[START OF Supplied data]
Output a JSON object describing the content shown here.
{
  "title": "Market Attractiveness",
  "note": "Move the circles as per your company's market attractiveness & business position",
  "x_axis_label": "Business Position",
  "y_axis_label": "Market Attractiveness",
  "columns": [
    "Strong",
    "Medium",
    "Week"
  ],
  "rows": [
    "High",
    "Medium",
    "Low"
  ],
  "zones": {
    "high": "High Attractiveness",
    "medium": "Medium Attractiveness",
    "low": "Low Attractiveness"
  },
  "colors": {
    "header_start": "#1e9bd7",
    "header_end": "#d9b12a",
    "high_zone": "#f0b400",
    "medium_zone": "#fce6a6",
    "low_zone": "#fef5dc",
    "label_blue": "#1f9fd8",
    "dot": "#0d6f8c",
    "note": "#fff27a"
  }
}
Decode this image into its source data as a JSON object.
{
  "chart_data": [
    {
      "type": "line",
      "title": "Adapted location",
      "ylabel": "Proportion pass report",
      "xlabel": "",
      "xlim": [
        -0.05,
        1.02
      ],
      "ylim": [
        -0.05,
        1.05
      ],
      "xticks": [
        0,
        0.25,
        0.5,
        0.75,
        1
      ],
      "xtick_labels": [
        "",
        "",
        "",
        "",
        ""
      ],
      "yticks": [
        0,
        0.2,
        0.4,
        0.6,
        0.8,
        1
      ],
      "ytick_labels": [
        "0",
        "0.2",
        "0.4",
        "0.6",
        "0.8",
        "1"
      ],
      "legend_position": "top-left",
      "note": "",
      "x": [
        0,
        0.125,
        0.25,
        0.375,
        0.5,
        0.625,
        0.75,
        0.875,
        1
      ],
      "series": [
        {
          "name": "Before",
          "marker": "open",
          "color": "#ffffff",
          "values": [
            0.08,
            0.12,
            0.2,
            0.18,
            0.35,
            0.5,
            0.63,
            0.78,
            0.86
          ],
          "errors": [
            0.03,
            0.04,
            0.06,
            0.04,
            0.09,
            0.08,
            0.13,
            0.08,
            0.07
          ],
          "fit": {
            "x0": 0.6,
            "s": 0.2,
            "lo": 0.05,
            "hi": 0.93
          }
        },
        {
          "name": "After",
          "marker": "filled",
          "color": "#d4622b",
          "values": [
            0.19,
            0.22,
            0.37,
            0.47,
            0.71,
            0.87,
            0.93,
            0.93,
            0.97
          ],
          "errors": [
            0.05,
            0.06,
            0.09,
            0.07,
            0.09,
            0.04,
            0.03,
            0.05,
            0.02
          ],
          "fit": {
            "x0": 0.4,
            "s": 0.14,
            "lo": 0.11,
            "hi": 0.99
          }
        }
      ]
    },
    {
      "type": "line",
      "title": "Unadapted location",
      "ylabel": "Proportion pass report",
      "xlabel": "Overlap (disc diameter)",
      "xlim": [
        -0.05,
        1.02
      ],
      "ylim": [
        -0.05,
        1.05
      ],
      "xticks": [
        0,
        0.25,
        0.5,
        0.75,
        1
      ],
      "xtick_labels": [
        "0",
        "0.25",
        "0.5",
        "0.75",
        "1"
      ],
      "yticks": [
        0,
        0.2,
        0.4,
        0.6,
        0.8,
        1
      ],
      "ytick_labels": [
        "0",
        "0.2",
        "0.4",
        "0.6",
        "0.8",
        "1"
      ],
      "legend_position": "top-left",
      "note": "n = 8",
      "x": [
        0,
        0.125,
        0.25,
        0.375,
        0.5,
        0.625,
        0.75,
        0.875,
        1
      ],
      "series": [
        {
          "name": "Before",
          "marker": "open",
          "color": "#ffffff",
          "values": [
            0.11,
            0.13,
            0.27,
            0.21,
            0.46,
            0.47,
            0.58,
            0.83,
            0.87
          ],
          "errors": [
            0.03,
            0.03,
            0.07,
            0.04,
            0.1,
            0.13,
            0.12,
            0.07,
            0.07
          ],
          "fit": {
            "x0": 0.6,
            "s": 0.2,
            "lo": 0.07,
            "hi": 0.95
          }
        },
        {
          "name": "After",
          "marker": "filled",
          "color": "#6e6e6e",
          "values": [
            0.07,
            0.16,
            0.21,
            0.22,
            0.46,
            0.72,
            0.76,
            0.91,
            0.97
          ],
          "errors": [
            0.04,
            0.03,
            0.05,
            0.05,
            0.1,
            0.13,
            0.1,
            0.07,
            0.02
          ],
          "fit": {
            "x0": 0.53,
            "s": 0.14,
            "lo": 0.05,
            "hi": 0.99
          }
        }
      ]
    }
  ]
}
[END OF Supplied data]
Your task:
Give back all the data exactly as written.

Answer in full:
Output a JSON object describing the content shown here.
{
  "title": "Market Attractiveness",
  "note": "Move the circles as per your company's market attractiveness & business position",
  "x_axis_label": "Business Position",
  "y_axis_label": "Market Attractiveness",
  "columns": [
    "Strong",
    "Medium",
    "Week"
  ],
  "rows": [
    "High",
    "Medium",
    "Low"
  ],
  "zones": {
    "high": "High Attractiveness",
    "medium": "Medium Attractiveness",
    "low": "Low Attractiveness"
  },
  "colors": {
    "header_start": "#1e9bd7",
    "header_end": "#d9b12a",
    "high_zone": "#f0b400",
    "medium_zone": "#fce6a6",
    "low_zone": "#fef5dc",
    "label_blue": "#1f9fd8",
    "dot": "#0d6f8c",
    "note": "#fff27a"
  }
}
Decode this image into its source data as a JSON object.
{
  "chart_data": [
    {
      "type": "line",
      "title": "Adapted location",
      "ylabel": "Proportion pass report",
      "xlabel": "",
      "xlim": [
        -0.05,
        1.02
      ],
      "ylim": [
        -0.05,
        1.05
      ],
      "xticks": [
        0,
        0.25,
        0.5,
        0.75,
        1
      ],
      "xtick_labels": [
        "",
        "",
        "",
        "",
        ""
      ],
      "yticks": [
        0,
        0.2,
        0.4,
        0.6,
        0.8,
        1
      ],
      "ytick_labels": [
        "0",
        "0.2",
        "0.4",
        "0.6",
        "0.8",
        "1"
      ],
      "legend_position": "top-left",
      "note": "",
      "x": [
        0,
        0.125,
        0.25,
        0.375,
        0.5,
        0.625,
        0.75,
        0.875,
        1
      ],
      "series": [
        {
          "name": "Before",
          "marker": "open",
          "color": "#ffffff",
          "values": [
            0.08,
            0.12,
            0.2,
            0.18,
            0.35,
            0.5,
            0.63,
            0.78,
            0.86
          ],
          "errors": [
            0.03,
            0.04,
            0.06,
            0.04,
            0.09,
            0.08,
            0.13,
            0.08,
            0.07
          ],
          "fit": {
            "x0": 0.6,
            "s": 0.2,
            "lo": 0.05,
            "hi": 0.93
          }
        },
        {
          "name": "After",
          "marker": "filled",
          "color": "#d4622b",
          "values": [
            0.19,
            0.22,
            0.37,
            0.47,
            0.71,
            0.87,
            0.93,
            0.93,
            0.97
          ],
          "errors": [
            0.05,
            0.06,
            0.09,
            0.07,
            0.09,
            0.04,
            0.03,
            0.05,
            0.02
          ],
          "fit": {
            "x0": 0.4,
            "s": 0.14,
            "lo": 0.11,
            "hi": 0.99
          }
        }
      ]
    },
    {
      "type": "line",
      "title": "Unadapted location",
      "ylabel": "Proportion pass report",
      "xlabel": "Overlap (disc diameter)",
      "xlim": [
        -0.05,
        1.02
      ],
      "ylim": [
        -0.05,
        1.05
      ],
      "xticks": [
        0,
        0.25,
        0.5,
        0.75,
        1
      ],
      "xtick_labels": [
        "0",
        "0.25",
        "0.5",
        "0.75",
        "1"
      ],
      "yticks": [
        0,
        0.2,
        0.4,
        0.6,
        0.8,
        1
      ],
      "ytick_labels": [
        "0",
        "0.2",
        "0.4",
        "0.6",
        "0.8",
        "1"
      ],
      "legend_position": "top-left",
      "note": "n = 8",
      "x": [
        0,
        0.125,
        0.25,
        0.375,
        0.5,
        0.625,
        0.75,
        0.875,
        1
      ],
      "series": [
        {
          "name": "Before",
          "marker": "open",
          "color": "#ffffff",
          "values": [
            0.11,
            0.13,
            0.27,
            0.21,
            0.46,
            0.47,
            0.58,
            0.83,
            0.87
          ],
          "errors": [
            0.03,
            0.03,
            0.07,
            0.04,
            0.1,
            0.13,
            0.12,
            0.07,
            0.07
          ],
          "fit": {
            "x0": 0.6,
            "s": 0.2,
            "lo": 0.07,
            "hi": 0.95
          }
        },
        {
          "name": "After",
          "marker": "filled",
          "color": "#6e6e6e",
          "values": [
            0.07,
            0.16,
            0.21,
            0.22,
            0.46,
            0.72,
            0.76,
            0.91,
            0.97
          ],
          "errors": [
            0.04,
            0.03,
            0.05,
            0.05,
            0.1,
            0.13,
            0.1,
            0.07,
            0.02
          ],
          "fit": {
            "x0": 0.53,
            "s": 0.14,
            "lo": 0.05,
            "hi": 0.99
          }
        }
      ]
    }
  ]
}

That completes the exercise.